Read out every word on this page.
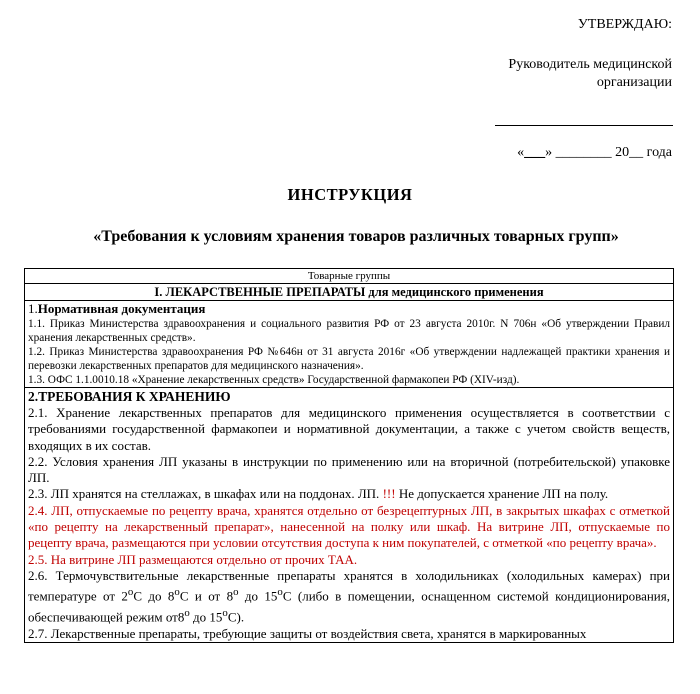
УТВЕРЖДАЮ:
Руководитель медицинской организации
«___» ________ 20__ года
ИНСТРУКЦИЯ
«Требования к условиям хранения товаров различных товарных групп»
Товарные группы
I. ЛЕКАРСТВЕННЫЕ ПРЕПАРАТЫ для медицинского применения

1.Нормативная документация

1.1. Приказ Министерства здравоохранения и социального развития РФ от 23 августа 2010г. N 706н «Об утверждении Правил хранения лекарственных средств».

1.2. Приказ Министерства здравоохранения РФ №646н от 31 августа 2016г «Об утверждении надлежащей практики хранения и перевозки лекарственных препаратов для медицинского назначения».

1.3. ОФС 1.1.0010.18 «Хранение лекарственных средств» Государственной фармакопеи РФ (XIV-изд).

2.ТРЕБОВАНИЯ К ХРАНЕНИЮ

2.1. Хранение лекарственных препаратов для медицинского применения осуществляется в соответствии с требованиями государственной фармакопеи и нормативной документации, а также с учетом свойств веществ, входящих в их состав.

2.2. Условия хранения ЛП указаны в инструкции по применению или на вторичной (потребительской) упаковке ЛП.

2.3. ЛП хранятся на стеллажах, в шкафах или на поддонах. ЛП. !!! Не допускается хранение ЛП на полу.

2.4. ЛП, отпускаемые по рецепту врача, хранятся отдельно от безрецептурных ЛП, в закрытых шкафах с отметкой «по рецепту на лекарственный препарат», нанесенной на полку или шкаф. На витрине ЛП, отпускаемые по рецепту врача, размещаются при условии отсутствия доступа к ним покупателей, с отметкой «по рецепту врача».

2.5. На витрине ЛП размещаются отдельно от прочих ТАА.

2.6. Термочувствительные лекарственные препараты хранятся в холодильниках (холодильных камерах) при температуре от $2^оС$ до $8^оС$ и от $8^о$ до $15^оС$ (либо в помещении, оснащенном системой кондиционирования, обеспечивающей режим $от8^о$ до $15^оС$).

2.7. Лекарственные препараты, требующие защиты от воздействия света, хранятся в маркированных
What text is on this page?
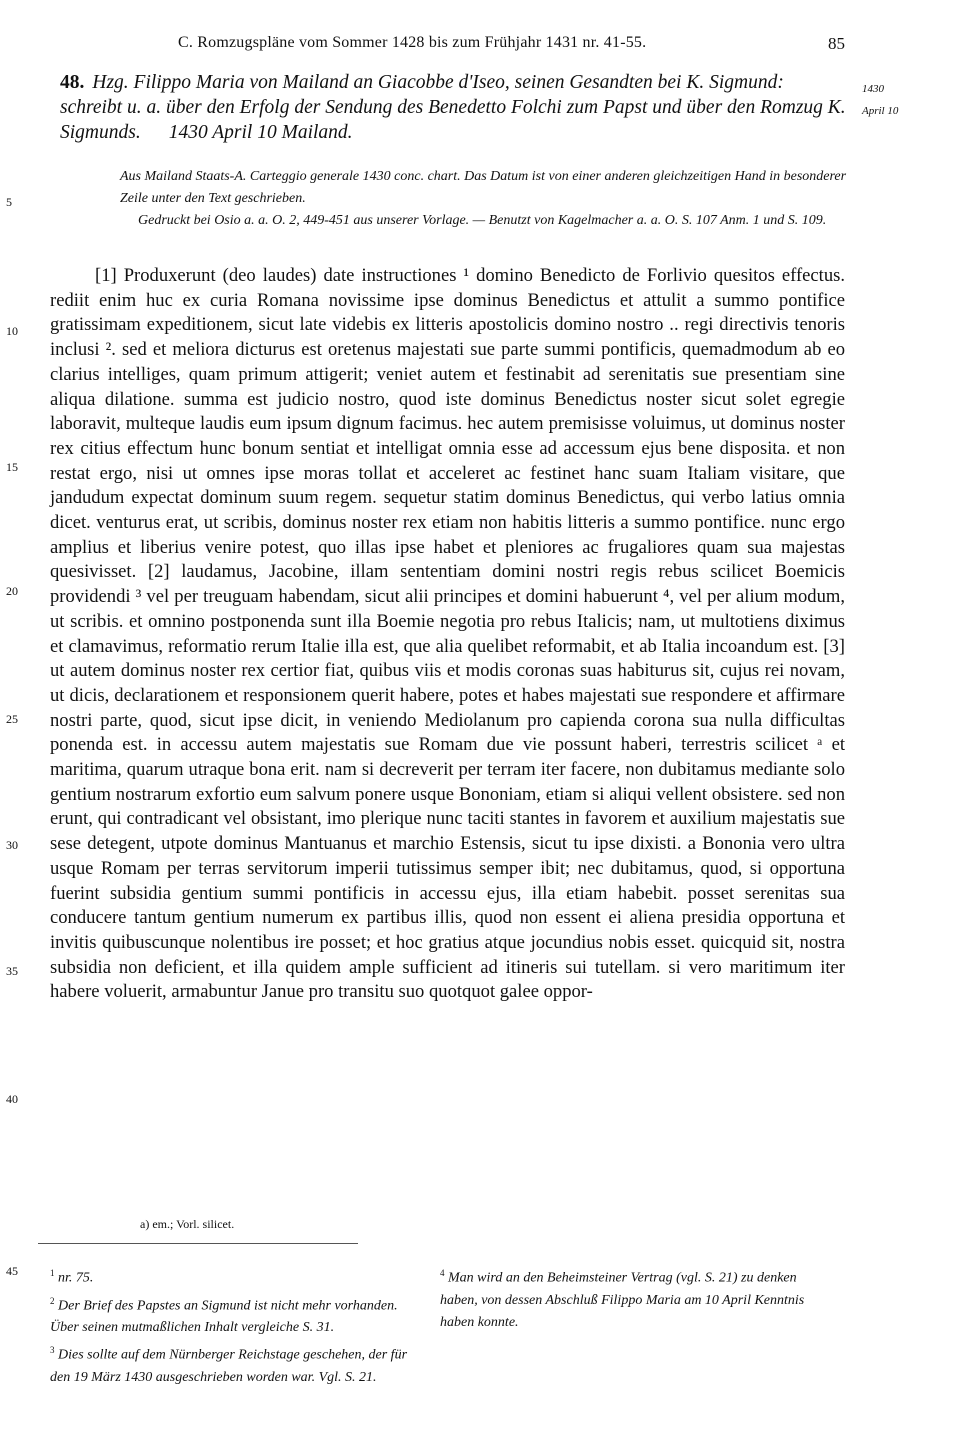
C. Romzugspläne vom Sommer 1428 bis zum Frühjahr 1431 nr. 41-55.	85
48. Hzg. Filippo Maria von Mailand an Giacobbe d'Iseo, seinen Gesandten bei K. Sigmund: schreibt u. a. über den Erfolg der Sendung des Benedetto Folchi zum Papst und über den Romzug K. Sigmunds. 1430 April 10 Mailand.
1430
April 10

Aus Mailand Staats-A. Carteggio generale 1430 conc. chart. Das Datum ist von einer anderen gleichzeitigen Hand in besonderer Zeile unter den Text geschrieben.

Gedruckt bei Osio a. a. O. 2, 449-451 aus unserer Vorlage. — Benutzt von Kagelmacher a. a. O. S. 107 Anm. 1 und S. 109.

5
10
15
20
25
30
35
40
45

[1] Produxerunt (deo laudes) date instructiones ¹ domino Benedicto de Forlivio quesitos effectus. rediit enim huc ex curia Romana novissime ipse dominus Benedictus et attulit a summo pontifice gratissimam expeditionem, sicut late videbis ex litteris apostolicis domino nostro .. regi directivis tenoris inclusi ². sed et meliora dicturus est oretenus majestati sue parte summi pontificis, quemadmodum ab eo clarius intelliges, quam primum attigerit; veniet autem et festinabit ad serenitatis sue presentiam sine aliqua dilatione. summa est judicio nostro, quod iste dominus Benedictus noster sicut solet egregie laboravit, multeque laudis eum ipsum dignum facimus. hec autem premisisse voluimus, ut dominus noster rex citius effectum hunc bonum sentiat et intelligat omnia esse ad accessum ejus bene disposita. et non restat ergo, nisi ut omnes ipse moras tollat et acceleret ac festinet hanc suam Italiam visitare, que jandudum expectat dominum suum regem. sequetur statim dominus Benedictus, qui verbo latius omnia dicet. venturus erat, ut scribis, dominus noster rex etiam non habitis litteris a summo pontifice. nunc ergo amplius et liberius venire potest, quo illas ipse habet et pleniores ac frugaliores quam sua majestas quesivisset. [2] laudamus, Jacobine, illam sententiam domini nostri regis rebus scilicet Boemicis providendi ³ vel per treuguam habendam, sicut alii principes et domini habuerunt ⁴, vel per alium modum, ut scribis. et omnino postponenda sunt illa Boemie negotia pro rebus Italicis; nam, ut multotiens diximus et clamavimus, reformatio rerum Italie illa est, que alia quelibet reformabit, et ab Italia incoandum est. [3] ut autem dominus noster rex certior fiat, quibus viis et modis coronas suas habiturus sit, cujus rei novam, ut dicis, declarationem et responsionem querit habere, potes et habes majestati sue respondere et affirmare nostri parte, quod, sicut ipse dicit, in veniendo Mediolanum pro capienda corona sua nulla difficultas ponenda est. in accessu autem majestatis sue Romam due vie possunt haberi, terrestris scilicet ᵃ et maritima, quarum utraque bona erit. nam si decreverit per terram iter facere, non dubitamus mediante solo gentium nostrarum exfortio eum salvum ponere usque Bononiam, etiam si aliqui vellent obsistere. sed non erunt, qui contradicant vel obsistant, imo plerique nunc taciti stantes in favorem et auxilium majestatis sue sese detegent, utpote dominus Mantuanus et marchio Estensis, sicut tu ipse dixisti. a Bononia vero ultra usque Romam per terras servitorum imperii tutissimus semper ibit; nec dubitamus, quod, si opportuna fuerint subsidia gentium summi pontificis in accessu ejus, illa etiam habebit. posset serenitas sua conducere tantum gentium numerum ex partibus illis, quod non essent ei aliena presidia opportuna et invitis quibuscunque nolentibus ire posset; et hoc gratius atque jocundius nobis esset. quicquid sit, nostra subsidia non deficient, et illa quidem ample sufficient ad itineris sui tutellam. si vero maritimum iter habere voluerit, armabuntur Janue pro transitu suo quotquot galee oppor-

a) em.; Vorl. silicet.

$^1$ nr. 75.

$^2$ Der Brief des Papstes an Sigmund ist nicht mehr vorhanden. Über seinen mutmaßlichen Inhalt vergleiche S. 31.

$^3$ Dies sollte auf dem Nürnberger Reichstage geschehen, der für den 19 März 1430 ausgeschrieben worden war. Vgl. S. 21.

$^4$ Man wird an den Beheimsteiner Vertrag (vgl. S. 21) zu denken haben, von dessen Abschluß Filippo Maria am 10 April Kenntnis haben konnte.
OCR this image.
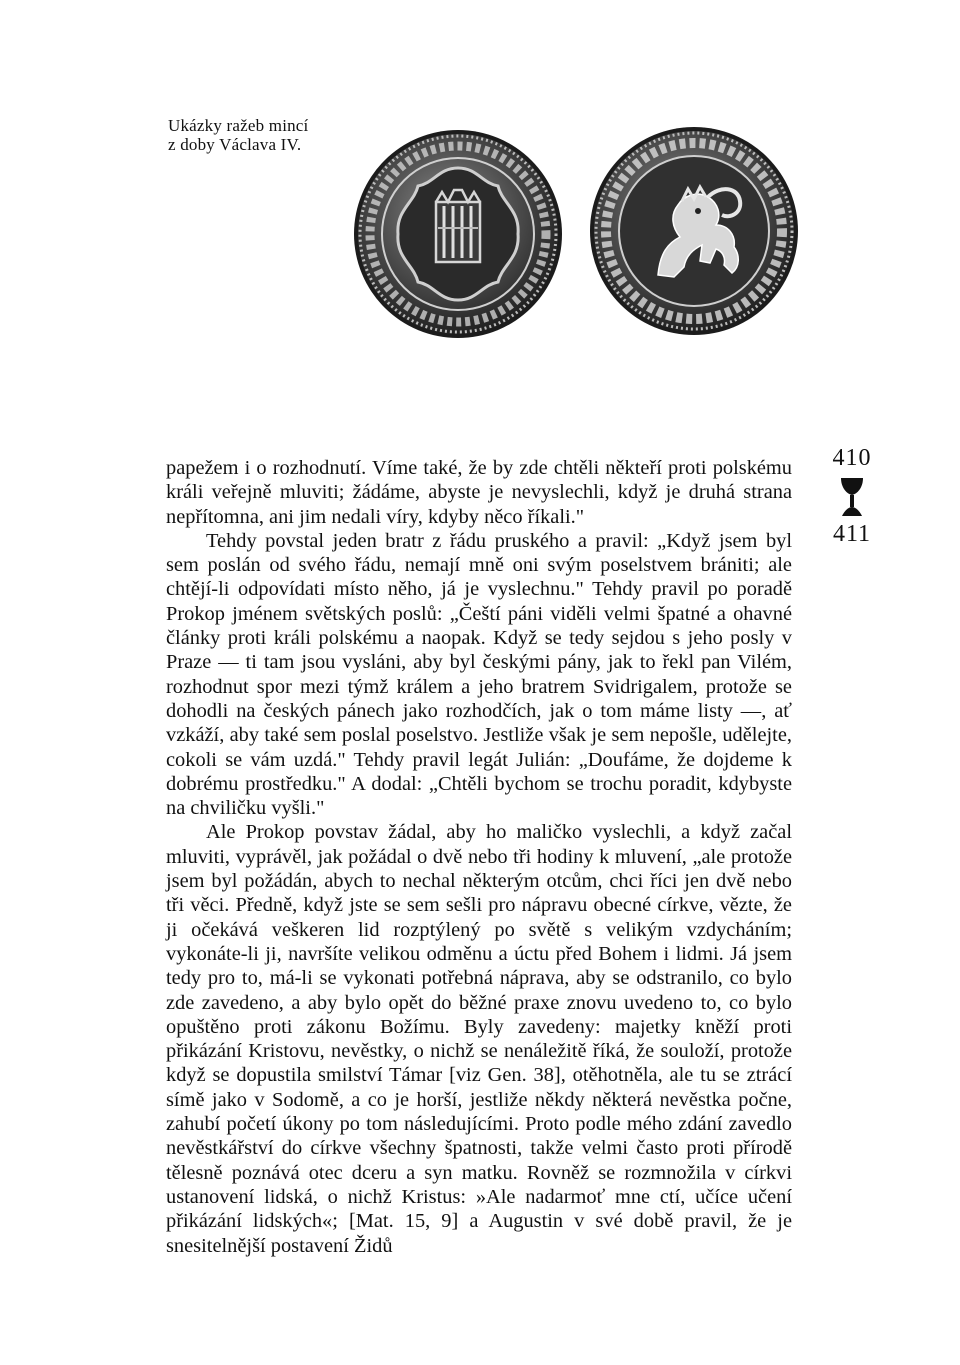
Ukázky ražeb mincí
z doby Václava IV.

papežem i o rozhodnutí. Víme také, že by zde chtěli někteří proti polskému králi veřejně mluviti; žádáme, abyste je nevyslechli, když je druhá strana nepřítomna, ani jim nedali víry, kdyby něco říkali."

Tehdy povstal jeden bratr z řádu pruského a pravil: „Když jsem byl sem poslán od svého řádu, nemají mně oni svým poselstvem brániti; ale chtějí-li odpovídati místo něho, já je vyslechnu." Tehdy pravil po poradě Prokop jménem světských poslů: „Čeští páni viděli velmi špatné a ohavné články proti králi polskému a naopak. Když se tedy sejdou s jeho posly v Praze — ti tam jsou vysláni, aby byl českými pány, jak to řekl pan Vilém, rozhodnut spor mezi týmž králem a jeho bratrem Svidrigalem, protože se dohodli na českých pánech jako rozhodčích, jak o tom máme listy —, ať vzkáží, aby také sem poslal poselstvo. Jestliže však je sem nepošle, udělejte, cokoli se vám uzdá." Tehdy pravil legát Julián: „Doufáme, že dojdeme k dobrému prostředku." A dodal: „Chtěli bychom se trochu poradit, kdybyste na chviličku vyšli."

Ale Prokop povstav žádal, aby ho maličko vyslechli, a když začal mluviti, vyprávěl, jak požádal o dvě nebo tři hodiny k mluvení, „ale protože jsem byl požádán, abych to nechal některým otcům, chci říci jen dvě nebo tři věci. Předně, když jste se sem sešli pro nápravu obecné církve, vězte, že ji očekává veškeren lid rozptýlený po světě s velikým vzdycháním; vykonáte-li ji, navršíte velikou odměnu a úctu před Bohem i lidmi. Já jsem tedy pro to, má-li se vykonati potřebná náprava, aby se odstranilo, co bylo zde zavedeno, a aby bylo opět do běžné praxe znovu uvedeno to, co bylo opuštěno proti zákonu Božímu. Byly zavedeny: majetky kněží proti přikázání Kristovu, nevěstky, o nichž se nenáležitě říká, že souloží, protože když se dopustila smilství Támar [viz Gen. 38], otěhotněla, ale tu se ztrácí símě jako v Sodomě, a co je horší, jestliže někdy některá nevěstka počne, zahubí početí úkony po tom následujícími. Proto podle mého zdání zavedlo nevěstkářství do církve všechny špatnosti, takže velmi často proti přírodě tělesně poznává otec dceru a syn matku. Rovněž se rozmnožila v církvi ustanovení lidská, o nichž Kristus: »Ale nadarmoť mne ctí, učíce učení přikázání lidských«; [Mat. 15, 9] a Augustin v své době pravil, že je snesitelnější postavení Židů

410
411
+---+
Return all lines of the material above in which the word "препаратов" occurs.

#### Written answer
1.2. Приказ Министерства здравоохранения РФ №646н от 31 августа 2016г «Об утверждении надлежащей практики хранения и перевозки лекарственных препаратов для медицинского назначения».
2.1. Хранение лекарственных препаратов для медицинского применения осуществляется в соответствии с требованиями государственной фармакопеи и нормативной документации, а также с учетом свойств веществ, входящих в их состав.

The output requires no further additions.